WORK REQUIRED
Set the listing down again exactly, please, apart from its pictures.

Records from a collection
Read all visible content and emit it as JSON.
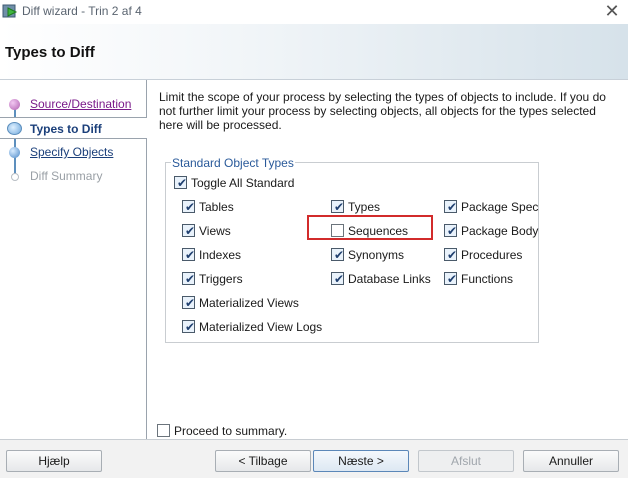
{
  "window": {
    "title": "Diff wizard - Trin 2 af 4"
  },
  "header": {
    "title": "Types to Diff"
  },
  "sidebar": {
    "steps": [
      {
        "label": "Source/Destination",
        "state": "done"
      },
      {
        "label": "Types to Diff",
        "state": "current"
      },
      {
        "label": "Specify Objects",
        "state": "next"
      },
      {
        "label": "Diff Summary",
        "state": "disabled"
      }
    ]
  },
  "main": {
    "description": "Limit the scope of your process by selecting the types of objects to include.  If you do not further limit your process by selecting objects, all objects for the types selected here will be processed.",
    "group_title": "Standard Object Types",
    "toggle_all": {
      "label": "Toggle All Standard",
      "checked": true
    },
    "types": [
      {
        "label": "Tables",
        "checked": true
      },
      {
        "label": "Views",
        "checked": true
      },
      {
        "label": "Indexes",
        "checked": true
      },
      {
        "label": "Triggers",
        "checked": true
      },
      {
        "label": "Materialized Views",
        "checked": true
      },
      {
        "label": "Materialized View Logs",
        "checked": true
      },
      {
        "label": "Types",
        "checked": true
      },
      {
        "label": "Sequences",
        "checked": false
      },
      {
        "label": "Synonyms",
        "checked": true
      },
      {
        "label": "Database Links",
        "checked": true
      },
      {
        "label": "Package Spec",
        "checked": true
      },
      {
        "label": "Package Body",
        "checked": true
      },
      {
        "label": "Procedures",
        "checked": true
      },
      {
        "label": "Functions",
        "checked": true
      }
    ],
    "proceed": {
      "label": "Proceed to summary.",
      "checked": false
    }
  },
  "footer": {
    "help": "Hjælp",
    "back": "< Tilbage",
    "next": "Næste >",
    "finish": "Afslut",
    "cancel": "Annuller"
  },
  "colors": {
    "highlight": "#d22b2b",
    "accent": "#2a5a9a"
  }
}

RESULT OF THIS EXERCISE
Read all visible content and emit it as JSON.
{
  "window": {
    "title": "Diff wizard - Trin 2 af 4"
  },
  "header": {
    "title": "Types to Diff"
  },
  "sidebar": {
    "steps": [
      {
        "label": "Source/Destination",
        "state": "done"
      },
      {
        "label": "Types to Diff",
        "state": "current"
      },
      {
        "label": "Specify Objects",
        "state": "next"
      },
      {
        "label": "Diff Summary",
        "state": "disabled"
      }
    ]
  },
  "main": {
    "description": "Limit the scope of your process by selecting the types of objects to include.  If you do not further limit your process by selecting objects, all objects for the types selected here will be processed.",
    "group_title": "Standard Object Types",
    "toggle_all": {
      "label": "Toggle All Standard",
      "checked": true
    },
    "types": [
      {
        "label": "Tables",
        "checked": true
      },
      {
        "label": "Views",
        "checked": true
      },
      {
        "label": "Indexes",
        "checked": true
      },
      {
        "label": "Triggers",
        "checked": true
      },
      {
        "label": "Materialized Views",
        "checked": true
      },
      {
        "label": "Materialized View Logs",
        "checked": true
      },
      {
        "label": "Types",
        "checked": true
      },
      {
        "label": "Sequences",
        "checked": false
      },
      {
        "label": "Synonyms",
        "checked": true
      },
      {
        "label": "Database Links",
        "checked": true
      },
      {
        "label": "Package Spec",
        "checked": true
      },
      {
        "label": "Package Body",
        "checked": true
      },
      {
        "label": "Procedures",
        "checked": true
      },
      {
        "label": "Functions",
        "checked": true
      }
    ],
    "proceed": {
      "label": "Proceed to summary.",
      "checked": false
    }
  },
  "footer": {
    "help": "Hjælp",
    "back": "< Tilbage",
    "next": "Næste >",
    "finish": "Afslut",
    "cancel": "Annuller"
  },
  "colors": {
    "highlight": "#d22b2b",
    "accent": "#2a5a9a"
  }
}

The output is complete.